▸ SET PROBLEM: Using the listing below, report all lines holding the word "with".
━━ DATA EXCERPTS ━━
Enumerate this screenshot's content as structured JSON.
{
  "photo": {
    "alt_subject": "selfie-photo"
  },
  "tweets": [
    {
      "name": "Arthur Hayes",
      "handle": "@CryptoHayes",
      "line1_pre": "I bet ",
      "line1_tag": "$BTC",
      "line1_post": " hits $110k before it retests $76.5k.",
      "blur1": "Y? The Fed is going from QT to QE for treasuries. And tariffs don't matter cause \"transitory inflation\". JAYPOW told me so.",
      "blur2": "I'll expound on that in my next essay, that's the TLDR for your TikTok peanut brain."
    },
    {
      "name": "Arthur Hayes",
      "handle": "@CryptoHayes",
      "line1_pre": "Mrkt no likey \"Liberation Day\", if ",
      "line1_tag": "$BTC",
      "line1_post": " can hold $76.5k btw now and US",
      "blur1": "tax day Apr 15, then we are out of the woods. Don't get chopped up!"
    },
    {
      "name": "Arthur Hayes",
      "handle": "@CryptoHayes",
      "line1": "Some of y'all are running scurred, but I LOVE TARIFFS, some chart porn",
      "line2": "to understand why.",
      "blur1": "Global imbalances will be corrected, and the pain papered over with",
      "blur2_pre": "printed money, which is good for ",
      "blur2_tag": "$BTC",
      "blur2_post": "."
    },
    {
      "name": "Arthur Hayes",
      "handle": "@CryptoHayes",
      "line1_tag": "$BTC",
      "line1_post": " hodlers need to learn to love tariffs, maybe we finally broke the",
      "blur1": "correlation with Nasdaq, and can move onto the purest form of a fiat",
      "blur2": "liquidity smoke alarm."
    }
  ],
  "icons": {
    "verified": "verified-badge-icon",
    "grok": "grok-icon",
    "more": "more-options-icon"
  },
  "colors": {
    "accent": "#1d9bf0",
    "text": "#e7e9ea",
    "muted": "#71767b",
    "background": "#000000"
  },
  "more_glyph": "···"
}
━━━
▸ THE ANSWER:
      "blur1": "Global imbalances will be corrected, and the pain papered over with",
      "blur1": "correlation with Nasdaq, and can move onto the purest form of a fiat",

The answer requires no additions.